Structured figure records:
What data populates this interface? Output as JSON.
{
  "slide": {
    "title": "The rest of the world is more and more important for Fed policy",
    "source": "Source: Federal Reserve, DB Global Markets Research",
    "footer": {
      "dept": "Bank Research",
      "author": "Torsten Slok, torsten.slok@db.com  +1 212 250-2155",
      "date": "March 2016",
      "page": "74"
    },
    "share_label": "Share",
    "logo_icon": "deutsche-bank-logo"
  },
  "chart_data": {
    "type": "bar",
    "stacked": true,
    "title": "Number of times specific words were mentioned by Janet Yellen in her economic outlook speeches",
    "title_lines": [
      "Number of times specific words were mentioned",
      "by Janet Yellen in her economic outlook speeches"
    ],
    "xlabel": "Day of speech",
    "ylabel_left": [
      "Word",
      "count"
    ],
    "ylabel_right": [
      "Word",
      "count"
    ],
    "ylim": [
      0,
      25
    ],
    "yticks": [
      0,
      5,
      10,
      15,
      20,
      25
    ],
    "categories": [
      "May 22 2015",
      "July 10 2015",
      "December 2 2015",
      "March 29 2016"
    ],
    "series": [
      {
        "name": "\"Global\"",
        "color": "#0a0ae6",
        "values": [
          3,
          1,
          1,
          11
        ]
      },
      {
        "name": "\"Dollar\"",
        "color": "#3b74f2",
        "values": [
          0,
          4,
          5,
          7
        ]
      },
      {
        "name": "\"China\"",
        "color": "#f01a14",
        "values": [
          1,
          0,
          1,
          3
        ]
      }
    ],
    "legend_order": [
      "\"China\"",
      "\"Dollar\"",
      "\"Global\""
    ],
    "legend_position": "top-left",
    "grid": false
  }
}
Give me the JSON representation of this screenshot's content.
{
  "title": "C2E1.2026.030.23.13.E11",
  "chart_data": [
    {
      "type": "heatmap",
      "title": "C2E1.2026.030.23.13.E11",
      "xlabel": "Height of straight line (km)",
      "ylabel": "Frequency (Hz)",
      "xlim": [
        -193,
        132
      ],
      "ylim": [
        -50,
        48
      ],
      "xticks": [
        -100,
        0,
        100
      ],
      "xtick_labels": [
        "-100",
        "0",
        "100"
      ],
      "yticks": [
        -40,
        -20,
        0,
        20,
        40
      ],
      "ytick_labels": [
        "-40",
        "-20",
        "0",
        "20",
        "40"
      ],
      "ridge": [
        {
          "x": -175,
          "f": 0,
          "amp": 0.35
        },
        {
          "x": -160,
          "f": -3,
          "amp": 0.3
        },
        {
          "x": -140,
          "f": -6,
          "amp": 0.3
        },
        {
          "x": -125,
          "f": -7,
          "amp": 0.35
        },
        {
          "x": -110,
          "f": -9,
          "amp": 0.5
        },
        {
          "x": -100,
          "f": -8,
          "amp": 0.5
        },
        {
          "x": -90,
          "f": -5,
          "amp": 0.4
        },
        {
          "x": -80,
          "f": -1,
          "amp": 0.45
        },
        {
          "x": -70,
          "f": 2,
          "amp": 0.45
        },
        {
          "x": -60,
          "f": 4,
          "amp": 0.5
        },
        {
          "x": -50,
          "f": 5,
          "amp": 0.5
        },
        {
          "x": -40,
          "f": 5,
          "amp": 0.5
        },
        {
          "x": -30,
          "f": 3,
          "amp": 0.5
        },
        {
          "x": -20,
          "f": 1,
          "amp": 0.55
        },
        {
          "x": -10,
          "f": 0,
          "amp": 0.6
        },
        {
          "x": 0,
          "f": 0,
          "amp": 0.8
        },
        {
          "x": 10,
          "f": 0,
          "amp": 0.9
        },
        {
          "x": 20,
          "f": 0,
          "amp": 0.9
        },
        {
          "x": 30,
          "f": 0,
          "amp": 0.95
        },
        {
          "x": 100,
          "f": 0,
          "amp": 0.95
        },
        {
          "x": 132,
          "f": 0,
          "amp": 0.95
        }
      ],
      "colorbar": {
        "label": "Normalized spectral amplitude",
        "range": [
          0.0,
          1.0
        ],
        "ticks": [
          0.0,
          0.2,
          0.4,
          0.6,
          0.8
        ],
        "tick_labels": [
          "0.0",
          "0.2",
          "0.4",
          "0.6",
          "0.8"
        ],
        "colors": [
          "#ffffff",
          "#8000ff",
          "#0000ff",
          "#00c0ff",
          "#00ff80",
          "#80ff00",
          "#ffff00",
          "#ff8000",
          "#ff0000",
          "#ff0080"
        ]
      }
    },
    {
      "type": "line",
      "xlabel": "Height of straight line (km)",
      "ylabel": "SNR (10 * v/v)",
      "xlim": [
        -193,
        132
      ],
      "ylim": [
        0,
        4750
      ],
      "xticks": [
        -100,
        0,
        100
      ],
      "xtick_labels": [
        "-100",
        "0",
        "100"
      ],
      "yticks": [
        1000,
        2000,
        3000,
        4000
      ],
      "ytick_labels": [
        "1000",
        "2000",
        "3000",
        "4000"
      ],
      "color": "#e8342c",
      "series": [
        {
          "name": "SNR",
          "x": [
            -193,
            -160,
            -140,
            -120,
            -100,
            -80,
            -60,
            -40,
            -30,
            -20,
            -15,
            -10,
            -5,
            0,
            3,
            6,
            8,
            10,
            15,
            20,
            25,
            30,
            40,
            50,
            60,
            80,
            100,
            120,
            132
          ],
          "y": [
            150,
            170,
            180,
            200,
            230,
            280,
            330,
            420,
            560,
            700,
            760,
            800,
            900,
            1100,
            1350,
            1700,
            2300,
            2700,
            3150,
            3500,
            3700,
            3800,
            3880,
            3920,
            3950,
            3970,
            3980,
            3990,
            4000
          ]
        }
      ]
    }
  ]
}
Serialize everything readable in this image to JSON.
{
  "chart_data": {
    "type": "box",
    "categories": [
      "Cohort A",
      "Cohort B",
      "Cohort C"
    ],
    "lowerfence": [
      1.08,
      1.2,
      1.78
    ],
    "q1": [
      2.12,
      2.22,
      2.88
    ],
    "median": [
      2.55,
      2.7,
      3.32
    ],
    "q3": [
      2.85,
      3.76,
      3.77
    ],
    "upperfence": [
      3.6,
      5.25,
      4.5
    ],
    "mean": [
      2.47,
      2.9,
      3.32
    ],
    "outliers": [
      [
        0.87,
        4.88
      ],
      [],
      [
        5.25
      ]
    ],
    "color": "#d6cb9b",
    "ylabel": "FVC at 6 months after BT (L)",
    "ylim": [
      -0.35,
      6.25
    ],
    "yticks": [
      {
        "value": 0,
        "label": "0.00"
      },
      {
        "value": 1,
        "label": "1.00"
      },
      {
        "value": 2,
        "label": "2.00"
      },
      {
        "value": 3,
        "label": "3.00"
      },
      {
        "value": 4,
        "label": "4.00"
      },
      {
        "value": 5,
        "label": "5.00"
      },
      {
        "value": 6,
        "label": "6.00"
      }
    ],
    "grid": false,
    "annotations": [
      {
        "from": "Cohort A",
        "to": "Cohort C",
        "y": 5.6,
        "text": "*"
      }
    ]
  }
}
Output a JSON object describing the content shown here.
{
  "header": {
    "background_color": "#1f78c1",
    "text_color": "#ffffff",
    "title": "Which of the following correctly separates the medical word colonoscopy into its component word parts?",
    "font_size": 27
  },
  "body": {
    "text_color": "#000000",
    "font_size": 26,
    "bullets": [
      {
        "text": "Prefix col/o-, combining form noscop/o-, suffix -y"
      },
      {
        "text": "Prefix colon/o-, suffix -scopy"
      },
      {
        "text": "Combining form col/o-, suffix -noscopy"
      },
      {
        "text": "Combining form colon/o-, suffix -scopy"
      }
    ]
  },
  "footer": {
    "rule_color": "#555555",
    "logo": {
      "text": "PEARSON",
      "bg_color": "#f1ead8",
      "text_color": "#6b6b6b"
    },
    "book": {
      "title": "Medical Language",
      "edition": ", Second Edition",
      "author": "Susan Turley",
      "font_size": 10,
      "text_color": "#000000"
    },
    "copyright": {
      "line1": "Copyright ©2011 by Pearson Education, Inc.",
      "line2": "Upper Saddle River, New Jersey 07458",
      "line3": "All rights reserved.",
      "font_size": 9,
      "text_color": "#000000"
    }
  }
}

*Stated task*
Look through the data above. Each line containing the word "outlook" needs to be copied.

*Task result*
    "title": "Number of times specific words were mentioned by Janet Yellen in her economic outlook speeches",
      "by Janet Yellen in her economic outlook speeches"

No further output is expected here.